A block of data:
┄┄┄┄┄┄┄┄┄┄
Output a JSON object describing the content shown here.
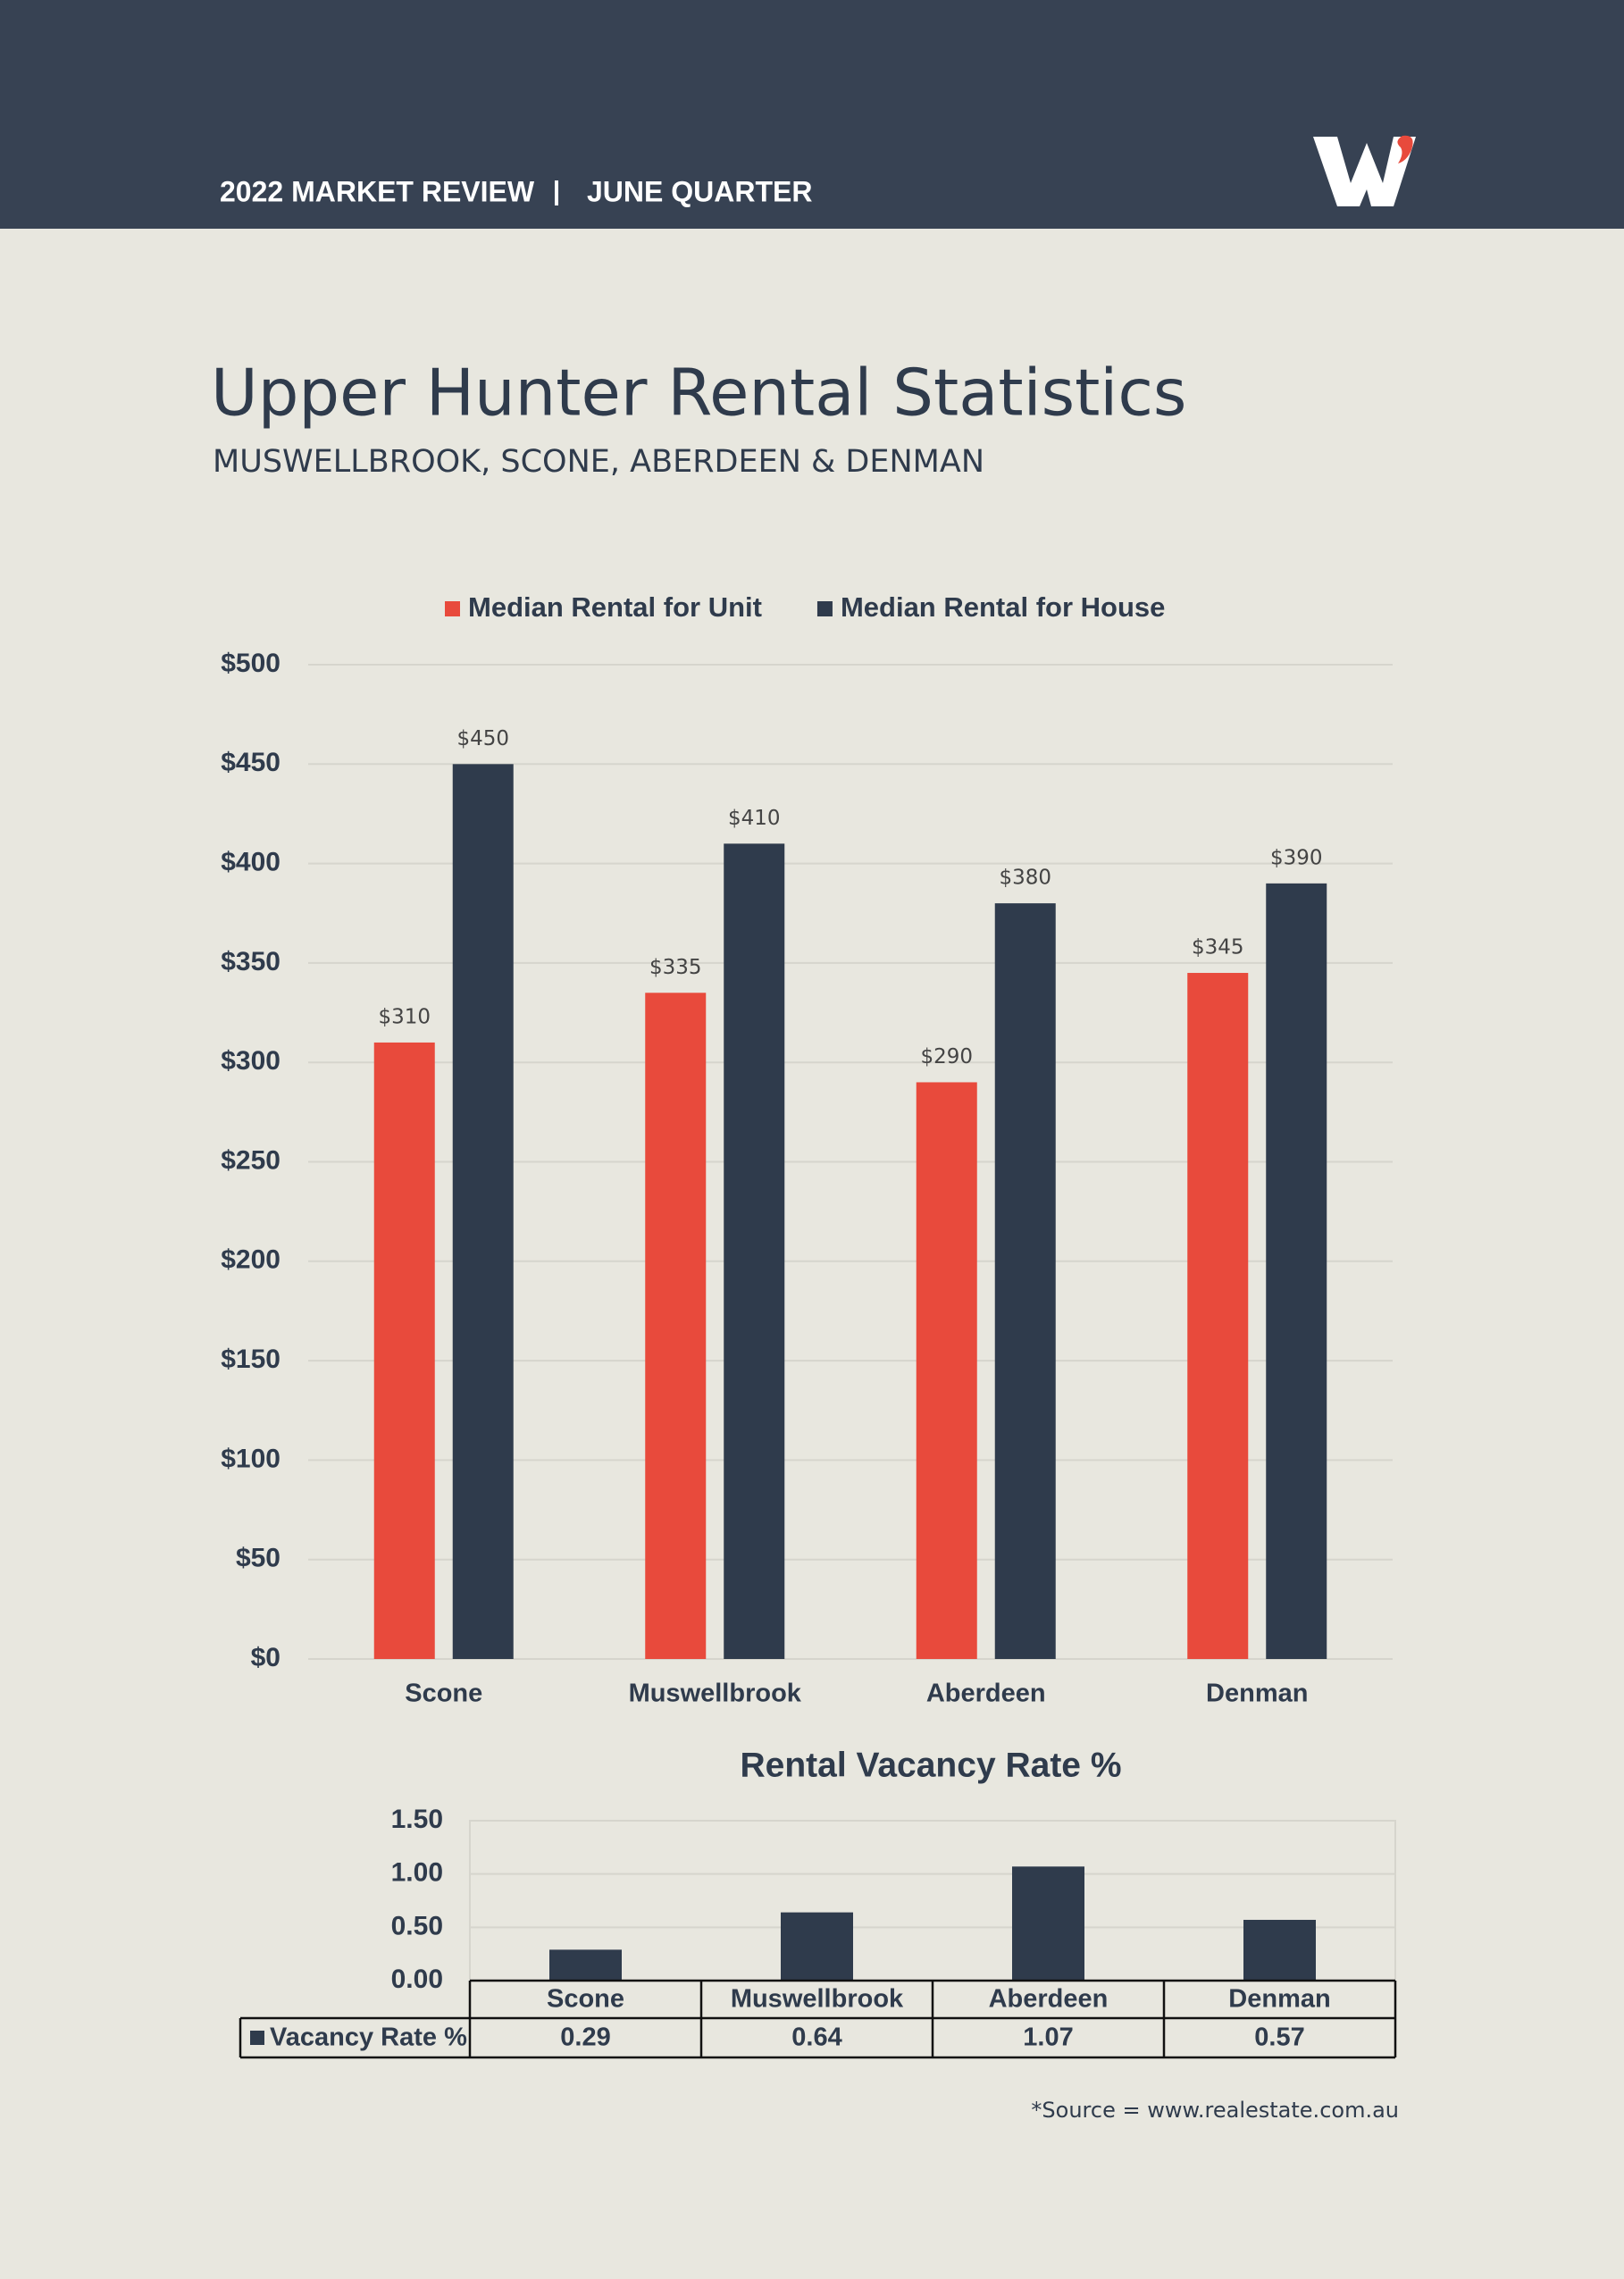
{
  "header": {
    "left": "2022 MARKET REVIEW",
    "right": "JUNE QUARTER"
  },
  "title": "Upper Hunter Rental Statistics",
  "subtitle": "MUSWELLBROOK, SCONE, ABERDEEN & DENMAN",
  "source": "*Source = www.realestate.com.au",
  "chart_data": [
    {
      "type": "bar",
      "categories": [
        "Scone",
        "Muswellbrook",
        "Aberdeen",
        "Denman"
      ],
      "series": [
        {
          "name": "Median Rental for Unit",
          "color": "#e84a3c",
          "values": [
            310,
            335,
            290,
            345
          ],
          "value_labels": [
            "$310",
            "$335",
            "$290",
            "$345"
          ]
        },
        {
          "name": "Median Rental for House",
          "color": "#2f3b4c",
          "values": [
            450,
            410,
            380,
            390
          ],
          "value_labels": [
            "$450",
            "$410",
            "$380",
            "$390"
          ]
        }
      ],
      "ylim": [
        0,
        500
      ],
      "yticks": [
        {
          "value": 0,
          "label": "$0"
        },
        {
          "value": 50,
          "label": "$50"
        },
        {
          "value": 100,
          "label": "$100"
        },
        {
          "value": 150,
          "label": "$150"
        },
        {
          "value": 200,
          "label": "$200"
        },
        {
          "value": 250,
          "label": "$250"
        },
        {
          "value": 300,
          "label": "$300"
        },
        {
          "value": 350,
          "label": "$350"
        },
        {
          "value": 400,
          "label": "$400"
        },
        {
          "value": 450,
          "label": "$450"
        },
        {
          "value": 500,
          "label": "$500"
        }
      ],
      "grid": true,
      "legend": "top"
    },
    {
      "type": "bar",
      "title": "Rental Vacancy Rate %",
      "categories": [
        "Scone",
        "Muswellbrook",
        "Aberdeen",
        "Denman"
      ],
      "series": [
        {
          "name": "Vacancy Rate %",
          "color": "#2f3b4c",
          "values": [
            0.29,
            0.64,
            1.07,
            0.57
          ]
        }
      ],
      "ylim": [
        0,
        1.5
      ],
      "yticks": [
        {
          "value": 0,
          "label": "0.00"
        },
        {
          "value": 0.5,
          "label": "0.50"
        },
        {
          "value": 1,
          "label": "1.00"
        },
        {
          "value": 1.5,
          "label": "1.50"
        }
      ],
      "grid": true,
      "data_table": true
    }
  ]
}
┄┄┄┄┄┄┄┄┄┄
GIVEN EXERCISE: All entries must be written out again exactly as given, with no pictures in the copy.

REPLY TO THE TASK:
Output a JSON object describing the content shown here.
{
  "header": {
    "left": "2022 MARKET REVIEW",
    "right": "JUNE QUARTER"
  },
  "title": "Upper Hunter Rental Statistics",
  "subtitle": "MUSWELLBROOK, SCONE, ABERDEEN & DENMAN",
  "source": "*Source = www.realestate.com.au",
  "chart_data": [
    {
      "type": "bar",
      "categories": [
        "Scone",
        "Muswellbrook",
        "Aberdeen",
        "Denman"
      ],
      "series": [
        {
          "name": "Median Rental for Unit",
          "color": "#e84a3c",
          "values": [
            310,
            335,
            290,
            345
          ],
          "value_labels": [
            "$310",
            "$335",
            "$290",
            "$345"
          ]
        },
        {
          "name": "Median Rental for House",
          "color": "#2f3b4c",
          "values": [
            450,
            410,
            380,
            390
          ],
          "value_labels": [
            "$450",
            "$410",
            "$380",
            "$390"
          ]
        }
      ],
      "ylim": [
        0,
        500
      ],
      "yticks": [
        {
          "value": 0,
          "label": "$0"
        },
        {
          "value": 50,
          "label": "$50"
        },
        {
          "value": 100,
          "label": "$100"
        },
        {
          "value": 150,
          "label": "$150"
        },
        {
          "value": 200,
          "label": "$200"
        },
        {
          "value": 250,
          "label": "$250"
        },
        {
          "value": 300,
          "label": "$300"
        },
        {
          "value": 350,
          "label": "$350"
        },
        {
          "value": 400,
          "label": "$400"
        },
        {
          "value": 450,
          "label": "$450"
        },
        {
          "value": 500,
          "label": "$500"
        }
      ],
      "grid": true,
      "legend": "top"
    },
    {
      "type": "bar",
      "title": "Rental Vacancy Rate %",
      "categories": [
        "Scone",
        "Muswellbrook",
        "Aberdeen",
        "Denman"
      ],
      "series": [
        {
          "name": "Vacancy Rate %",
          "color": "#2f3b4c",
          "values": [
            0.29,
            0.64,
            1.07,
            0.57
          ]
        }
      ],
      "ylim": [
        0,
        1.5
      ],
      "yticks": [
        {
          "value": 0,
          "label": "0.00"
        },
        {
          "value": 0.5,
          "label": "0.50"
        },
        {
          "value": 1,
          "label": "1.00"
        },
        {
          "value": 1.5,
          "label": "1.50"
        }
      ],
      "grid": true,
      "data_table": true
    }
  ]
}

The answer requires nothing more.